Written exercise ::
Locate every line in the records below that contains the string "成交金额", with case counting, and copy each of those lines.

-------------------------

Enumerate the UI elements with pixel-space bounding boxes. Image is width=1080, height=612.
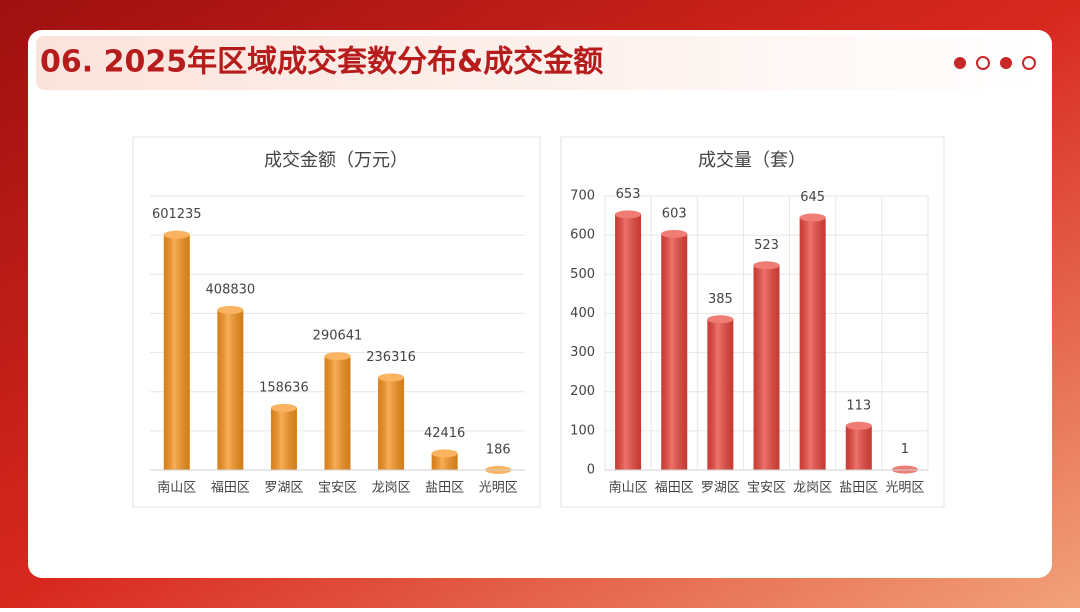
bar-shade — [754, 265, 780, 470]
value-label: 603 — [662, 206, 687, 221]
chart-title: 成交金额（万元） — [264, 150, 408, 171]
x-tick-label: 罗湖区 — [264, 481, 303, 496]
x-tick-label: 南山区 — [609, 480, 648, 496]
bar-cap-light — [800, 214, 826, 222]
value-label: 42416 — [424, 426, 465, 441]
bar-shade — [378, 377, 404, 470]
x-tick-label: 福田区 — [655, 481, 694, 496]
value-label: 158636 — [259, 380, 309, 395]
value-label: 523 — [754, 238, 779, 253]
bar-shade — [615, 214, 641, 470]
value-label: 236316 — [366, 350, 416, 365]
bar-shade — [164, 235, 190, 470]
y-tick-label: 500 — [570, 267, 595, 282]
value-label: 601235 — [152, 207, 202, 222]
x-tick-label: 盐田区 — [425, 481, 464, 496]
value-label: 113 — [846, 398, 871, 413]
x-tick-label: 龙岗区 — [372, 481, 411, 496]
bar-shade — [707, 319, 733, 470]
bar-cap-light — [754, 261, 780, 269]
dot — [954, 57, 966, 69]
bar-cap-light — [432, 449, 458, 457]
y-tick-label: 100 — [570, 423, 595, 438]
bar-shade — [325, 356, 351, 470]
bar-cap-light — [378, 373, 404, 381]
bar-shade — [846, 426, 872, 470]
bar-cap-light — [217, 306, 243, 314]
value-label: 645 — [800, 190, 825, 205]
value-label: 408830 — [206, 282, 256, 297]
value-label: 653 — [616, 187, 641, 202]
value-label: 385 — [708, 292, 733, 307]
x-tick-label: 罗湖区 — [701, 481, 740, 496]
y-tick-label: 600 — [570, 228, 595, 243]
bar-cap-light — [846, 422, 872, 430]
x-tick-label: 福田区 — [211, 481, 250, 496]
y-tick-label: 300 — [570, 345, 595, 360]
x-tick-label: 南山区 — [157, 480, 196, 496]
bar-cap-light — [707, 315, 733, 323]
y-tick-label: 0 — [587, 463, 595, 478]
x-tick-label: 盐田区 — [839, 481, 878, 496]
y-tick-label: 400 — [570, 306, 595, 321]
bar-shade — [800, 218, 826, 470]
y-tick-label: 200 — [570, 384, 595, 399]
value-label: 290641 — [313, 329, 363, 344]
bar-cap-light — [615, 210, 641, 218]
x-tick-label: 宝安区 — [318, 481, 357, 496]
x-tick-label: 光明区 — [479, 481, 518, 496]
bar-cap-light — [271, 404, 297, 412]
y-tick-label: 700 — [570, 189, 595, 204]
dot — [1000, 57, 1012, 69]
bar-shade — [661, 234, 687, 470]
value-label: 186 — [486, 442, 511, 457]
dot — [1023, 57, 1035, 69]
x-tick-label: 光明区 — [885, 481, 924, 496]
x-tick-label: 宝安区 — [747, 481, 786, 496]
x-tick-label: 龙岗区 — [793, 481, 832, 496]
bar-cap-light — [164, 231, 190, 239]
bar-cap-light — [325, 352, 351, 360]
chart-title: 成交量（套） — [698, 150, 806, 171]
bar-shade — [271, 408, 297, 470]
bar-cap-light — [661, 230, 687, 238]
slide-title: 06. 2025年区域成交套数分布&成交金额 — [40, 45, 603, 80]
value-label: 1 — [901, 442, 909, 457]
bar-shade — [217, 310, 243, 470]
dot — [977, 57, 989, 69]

-------------------------

Reply ::
chart-title: 成交金额（万元） — [264, 150, 408, 171]
slide-title: 06. 2025年区域成交套数分布&成交金额 — [40, 45, 603, 80]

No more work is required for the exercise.